> [Exercise]: Extract each line containing the string "Papillary".

> [Exercise data]:
::::::::::

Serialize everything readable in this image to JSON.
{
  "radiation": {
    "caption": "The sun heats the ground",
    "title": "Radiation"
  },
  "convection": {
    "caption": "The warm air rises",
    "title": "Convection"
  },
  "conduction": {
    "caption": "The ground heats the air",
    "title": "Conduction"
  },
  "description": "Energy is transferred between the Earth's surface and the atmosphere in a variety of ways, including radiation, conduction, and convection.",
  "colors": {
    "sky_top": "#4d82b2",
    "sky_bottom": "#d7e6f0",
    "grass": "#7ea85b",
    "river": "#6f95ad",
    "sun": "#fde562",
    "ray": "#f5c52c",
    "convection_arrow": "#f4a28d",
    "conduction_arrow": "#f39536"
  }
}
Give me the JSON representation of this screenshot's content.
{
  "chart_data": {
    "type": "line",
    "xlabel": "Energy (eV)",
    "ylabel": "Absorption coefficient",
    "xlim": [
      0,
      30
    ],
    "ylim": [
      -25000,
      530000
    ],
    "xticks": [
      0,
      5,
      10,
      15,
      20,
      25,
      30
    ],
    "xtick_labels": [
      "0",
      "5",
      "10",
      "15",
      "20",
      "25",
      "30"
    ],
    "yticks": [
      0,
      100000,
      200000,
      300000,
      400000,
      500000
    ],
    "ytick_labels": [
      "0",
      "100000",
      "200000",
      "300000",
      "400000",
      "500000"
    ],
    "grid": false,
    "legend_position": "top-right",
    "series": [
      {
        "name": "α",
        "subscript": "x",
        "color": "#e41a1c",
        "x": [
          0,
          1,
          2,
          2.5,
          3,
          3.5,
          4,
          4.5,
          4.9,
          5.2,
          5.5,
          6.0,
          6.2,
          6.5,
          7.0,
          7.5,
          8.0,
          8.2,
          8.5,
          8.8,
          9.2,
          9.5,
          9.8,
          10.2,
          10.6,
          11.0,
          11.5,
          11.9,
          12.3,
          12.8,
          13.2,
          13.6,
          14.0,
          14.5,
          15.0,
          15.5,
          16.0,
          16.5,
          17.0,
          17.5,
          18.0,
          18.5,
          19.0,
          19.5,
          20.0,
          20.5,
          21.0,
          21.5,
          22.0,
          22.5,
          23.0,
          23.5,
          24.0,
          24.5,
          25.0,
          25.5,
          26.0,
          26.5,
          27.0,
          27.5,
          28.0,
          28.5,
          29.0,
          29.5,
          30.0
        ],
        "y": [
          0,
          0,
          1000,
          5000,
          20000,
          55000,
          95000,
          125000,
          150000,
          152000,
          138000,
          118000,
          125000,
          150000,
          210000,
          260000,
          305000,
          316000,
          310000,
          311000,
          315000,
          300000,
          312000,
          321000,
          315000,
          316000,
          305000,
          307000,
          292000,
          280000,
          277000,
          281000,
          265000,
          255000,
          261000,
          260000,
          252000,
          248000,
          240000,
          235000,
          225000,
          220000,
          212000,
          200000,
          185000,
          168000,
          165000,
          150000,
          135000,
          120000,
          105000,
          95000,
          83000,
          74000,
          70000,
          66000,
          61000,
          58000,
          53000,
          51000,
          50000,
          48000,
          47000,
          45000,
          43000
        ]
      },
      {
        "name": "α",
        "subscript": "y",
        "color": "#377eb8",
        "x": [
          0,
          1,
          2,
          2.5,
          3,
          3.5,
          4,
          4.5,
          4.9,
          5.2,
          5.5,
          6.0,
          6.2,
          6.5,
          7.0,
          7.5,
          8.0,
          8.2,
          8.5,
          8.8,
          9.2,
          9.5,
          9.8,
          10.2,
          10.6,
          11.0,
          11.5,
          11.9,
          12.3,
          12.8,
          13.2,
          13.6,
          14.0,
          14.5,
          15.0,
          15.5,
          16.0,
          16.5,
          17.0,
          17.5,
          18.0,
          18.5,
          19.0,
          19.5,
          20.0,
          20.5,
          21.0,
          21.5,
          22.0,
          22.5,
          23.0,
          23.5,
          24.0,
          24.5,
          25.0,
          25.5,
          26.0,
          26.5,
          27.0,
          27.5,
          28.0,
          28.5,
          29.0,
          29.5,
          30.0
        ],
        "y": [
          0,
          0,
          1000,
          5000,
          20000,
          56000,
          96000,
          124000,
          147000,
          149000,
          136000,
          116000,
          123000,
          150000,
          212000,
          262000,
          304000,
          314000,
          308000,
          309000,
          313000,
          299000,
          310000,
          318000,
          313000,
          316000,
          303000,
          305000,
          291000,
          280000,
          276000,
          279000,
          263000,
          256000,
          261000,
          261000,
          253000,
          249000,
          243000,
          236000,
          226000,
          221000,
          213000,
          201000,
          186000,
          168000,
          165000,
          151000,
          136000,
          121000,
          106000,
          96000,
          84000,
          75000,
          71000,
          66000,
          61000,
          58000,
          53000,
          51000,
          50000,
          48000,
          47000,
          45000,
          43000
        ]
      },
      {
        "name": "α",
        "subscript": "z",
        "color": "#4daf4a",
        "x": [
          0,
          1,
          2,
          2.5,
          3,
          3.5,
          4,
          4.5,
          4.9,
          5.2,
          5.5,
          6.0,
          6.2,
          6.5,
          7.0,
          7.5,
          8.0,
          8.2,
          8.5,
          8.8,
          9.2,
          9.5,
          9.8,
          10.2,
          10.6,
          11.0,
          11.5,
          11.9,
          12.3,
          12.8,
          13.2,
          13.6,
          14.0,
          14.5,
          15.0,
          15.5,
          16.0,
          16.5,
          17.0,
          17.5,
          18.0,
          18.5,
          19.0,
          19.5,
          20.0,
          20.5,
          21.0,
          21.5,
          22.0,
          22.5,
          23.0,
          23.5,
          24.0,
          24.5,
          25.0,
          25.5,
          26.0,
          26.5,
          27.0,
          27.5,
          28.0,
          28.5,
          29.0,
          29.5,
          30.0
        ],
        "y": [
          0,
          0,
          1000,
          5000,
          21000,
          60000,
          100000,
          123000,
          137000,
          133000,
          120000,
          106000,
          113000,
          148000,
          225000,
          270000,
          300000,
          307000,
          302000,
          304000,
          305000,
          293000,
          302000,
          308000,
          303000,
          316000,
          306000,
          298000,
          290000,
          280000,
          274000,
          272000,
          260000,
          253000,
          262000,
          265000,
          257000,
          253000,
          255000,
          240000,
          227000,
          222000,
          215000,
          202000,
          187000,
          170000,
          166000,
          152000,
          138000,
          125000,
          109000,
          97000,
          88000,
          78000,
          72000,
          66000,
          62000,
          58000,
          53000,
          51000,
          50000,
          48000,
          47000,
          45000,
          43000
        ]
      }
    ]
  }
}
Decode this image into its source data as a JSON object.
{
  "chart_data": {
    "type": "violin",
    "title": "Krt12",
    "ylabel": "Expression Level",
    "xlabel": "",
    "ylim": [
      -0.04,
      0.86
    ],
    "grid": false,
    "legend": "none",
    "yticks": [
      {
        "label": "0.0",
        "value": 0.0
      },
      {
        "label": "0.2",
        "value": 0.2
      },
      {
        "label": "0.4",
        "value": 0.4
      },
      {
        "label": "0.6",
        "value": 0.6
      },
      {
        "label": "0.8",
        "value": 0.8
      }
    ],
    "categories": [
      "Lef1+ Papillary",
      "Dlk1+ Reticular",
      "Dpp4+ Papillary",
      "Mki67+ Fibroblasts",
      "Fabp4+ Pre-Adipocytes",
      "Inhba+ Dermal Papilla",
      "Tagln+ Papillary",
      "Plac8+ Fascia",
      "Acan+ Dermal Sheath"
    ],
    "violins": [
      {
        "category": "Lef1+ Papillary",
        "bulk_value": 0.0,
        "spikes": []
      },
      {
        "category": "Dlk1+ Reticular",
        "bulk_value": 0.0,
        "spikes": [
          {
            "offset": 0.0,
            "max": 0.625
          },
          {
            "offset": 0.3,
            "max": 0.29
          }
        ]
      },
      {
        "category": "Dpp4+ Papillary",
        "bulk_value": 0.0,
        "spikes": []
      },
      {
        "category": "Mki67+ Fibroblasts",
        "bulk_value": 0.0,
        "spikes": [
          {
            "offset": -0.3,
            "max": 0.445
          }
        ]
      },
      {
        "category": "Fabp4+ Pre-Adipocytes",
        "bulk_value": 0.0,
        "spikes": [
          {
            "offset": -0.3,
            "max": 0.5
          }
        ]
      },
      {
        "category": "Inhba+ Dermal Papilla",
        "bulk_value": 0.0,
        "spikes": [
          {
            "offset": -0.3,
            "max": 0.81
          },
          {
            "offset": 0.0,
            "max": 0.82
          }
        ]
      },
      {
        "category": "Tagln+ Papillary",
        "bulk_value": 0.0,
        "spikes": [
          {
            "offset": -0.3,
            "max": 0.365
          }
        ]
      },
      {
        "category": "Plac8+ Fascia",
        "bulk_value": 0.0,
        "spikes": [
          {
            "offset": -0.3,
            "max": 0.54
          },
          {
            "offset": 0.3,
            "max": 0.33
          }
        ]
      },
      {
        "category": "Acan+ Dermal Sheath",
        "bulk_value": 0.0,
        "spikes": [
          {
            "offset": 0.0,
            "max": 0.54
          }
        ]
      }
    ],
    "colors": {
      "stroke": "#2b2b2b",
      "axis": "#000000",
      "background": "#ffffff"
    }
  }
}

::::::::::

> [Reply]:
      "Lef1+ Papillary",
      "Dpp4+ Papillary",
      "Tagln+ Papillary",
        "category": "Lef1+ Papillary",
        "category": "Dpp4+ Papillary",
        "category": "Tagln+ Papillary",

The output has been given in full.